* **SHORT EXERCISE**:
Go over the entries below line by line, copying each one that contains the word "this".

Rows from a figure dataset

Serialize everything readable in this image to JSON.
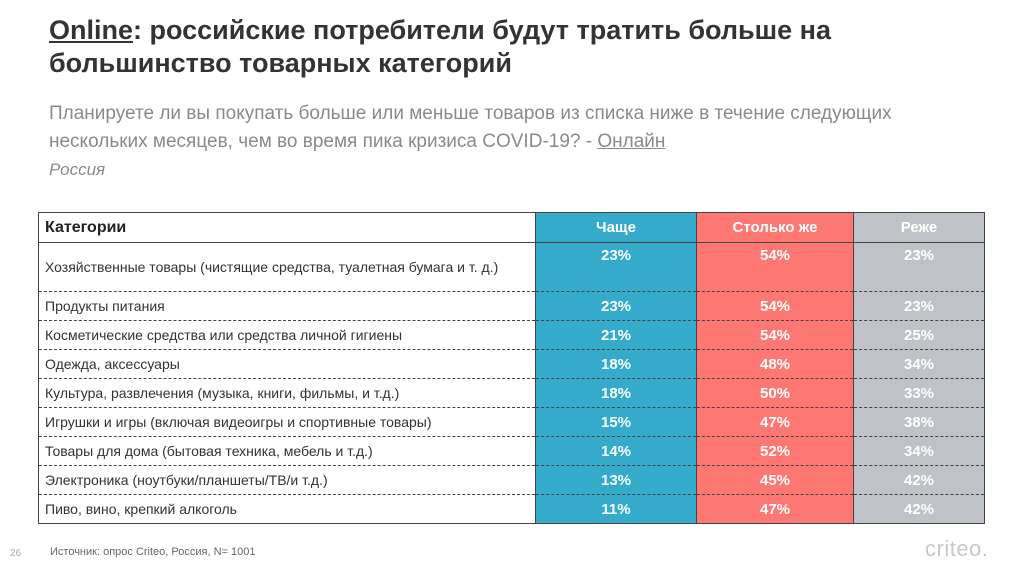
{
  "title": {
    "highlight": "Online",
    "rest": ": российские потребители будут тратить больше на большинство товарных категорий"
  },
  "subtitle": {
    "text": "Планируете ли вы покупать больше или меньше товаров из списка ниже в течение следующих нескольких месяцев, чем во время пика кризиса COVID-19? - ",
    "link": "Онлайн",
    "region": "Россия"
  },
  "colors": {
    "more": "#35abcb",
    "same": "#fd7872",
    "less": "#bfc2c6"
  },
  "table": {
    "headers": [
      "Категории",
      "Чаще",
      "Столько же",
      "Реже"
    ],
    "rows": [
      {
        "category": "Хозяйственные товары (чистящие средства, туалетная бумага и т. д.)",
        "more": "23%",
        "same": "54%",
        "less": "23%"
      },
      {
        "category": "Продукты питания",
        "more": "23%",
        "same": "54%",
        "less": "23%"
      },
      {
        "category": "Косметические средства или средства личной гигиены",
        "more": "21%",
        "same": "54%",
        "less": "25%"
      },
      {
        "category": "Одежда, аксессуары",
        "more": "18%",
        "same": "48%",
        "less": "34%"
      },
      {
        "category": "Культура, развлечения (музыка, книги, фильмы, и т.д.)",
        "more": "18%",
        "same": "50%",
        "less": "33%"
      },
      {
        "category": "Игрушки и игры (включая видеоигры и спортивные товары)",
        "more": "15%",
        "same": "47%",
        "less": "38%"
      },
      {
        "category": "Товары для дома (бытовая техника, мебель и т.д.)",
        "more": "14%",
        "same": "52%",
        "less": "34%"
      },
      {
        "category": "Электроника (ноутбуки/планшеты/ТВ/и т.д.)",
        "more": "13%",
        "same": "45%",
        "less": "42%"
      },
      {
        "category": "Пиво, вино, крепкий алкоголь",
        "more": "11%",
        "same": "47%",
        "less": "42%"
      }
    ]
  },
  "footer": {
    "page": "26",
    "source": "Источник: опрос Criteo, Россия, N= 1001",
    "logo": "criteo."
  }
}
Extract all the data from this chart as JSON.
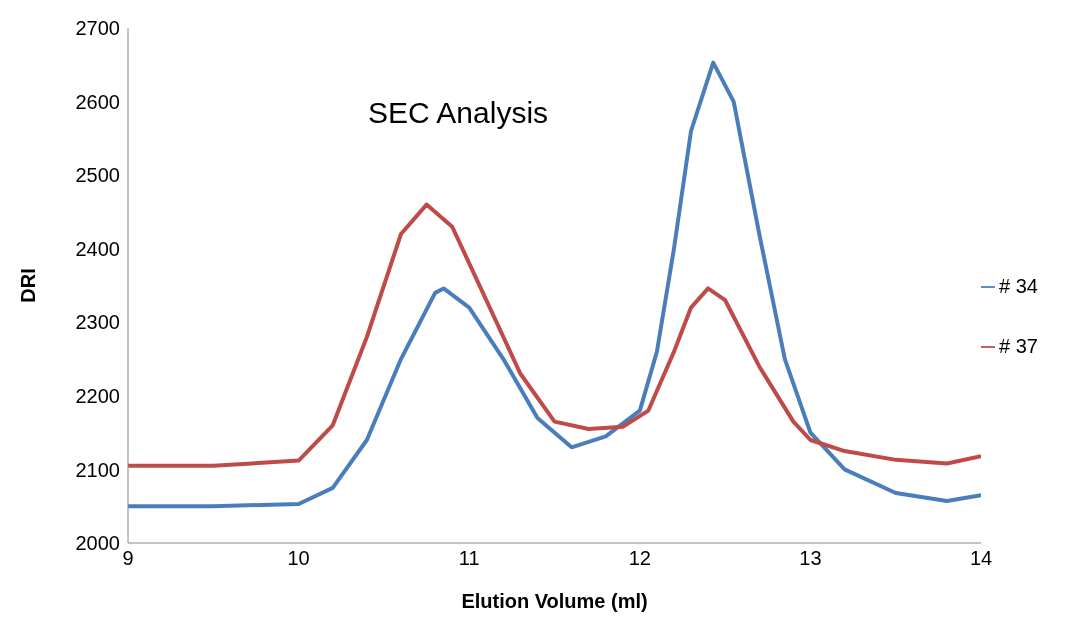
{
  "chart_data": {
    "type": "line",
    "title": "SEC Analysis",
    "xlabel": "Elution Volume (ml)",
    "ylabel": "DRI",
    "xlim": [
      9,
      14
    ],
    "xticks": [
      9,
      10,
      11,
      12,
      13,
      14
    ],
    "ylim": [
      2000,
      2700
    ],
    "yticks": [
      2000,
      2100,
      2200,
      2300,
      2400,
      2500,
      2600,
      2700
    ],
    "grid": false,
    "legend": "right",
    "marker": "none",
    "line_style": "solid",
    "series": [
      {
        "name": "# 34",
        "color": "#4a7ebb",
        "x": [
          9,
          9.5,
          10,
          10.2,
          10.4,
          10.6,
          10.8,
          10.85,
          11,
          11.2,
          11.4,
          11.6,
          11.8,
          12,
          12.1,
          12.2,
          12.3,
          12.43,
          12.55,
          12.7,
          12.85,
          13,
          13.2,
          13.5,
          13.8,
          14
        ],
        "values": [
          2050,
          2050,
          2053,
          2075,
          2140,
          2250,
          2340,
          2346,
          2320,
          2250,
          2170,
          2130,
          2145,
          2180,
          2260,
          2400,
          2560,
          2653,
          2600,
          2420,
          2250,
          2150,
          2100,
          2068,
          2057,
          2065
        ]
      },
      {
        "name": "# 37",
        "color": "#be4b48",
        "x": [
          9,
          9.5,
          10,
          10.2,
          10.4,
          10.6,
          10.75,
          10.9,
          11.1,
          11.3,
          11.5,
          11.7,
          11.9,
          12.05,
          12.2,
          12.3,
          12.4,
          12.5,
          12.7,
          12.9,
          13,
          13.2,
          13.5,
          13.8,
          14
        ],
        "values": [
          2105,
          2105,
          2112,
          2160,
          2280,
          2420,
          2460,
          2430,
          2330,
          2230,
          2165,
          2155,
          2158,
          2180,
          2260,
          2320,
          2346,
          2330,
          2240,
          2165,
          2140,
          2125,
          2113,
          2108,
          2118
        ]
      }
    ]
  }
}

* **FULL OUTPUT**:
Serialize everything readable in this image to JSON.
Extract all the data from this chart as JSON.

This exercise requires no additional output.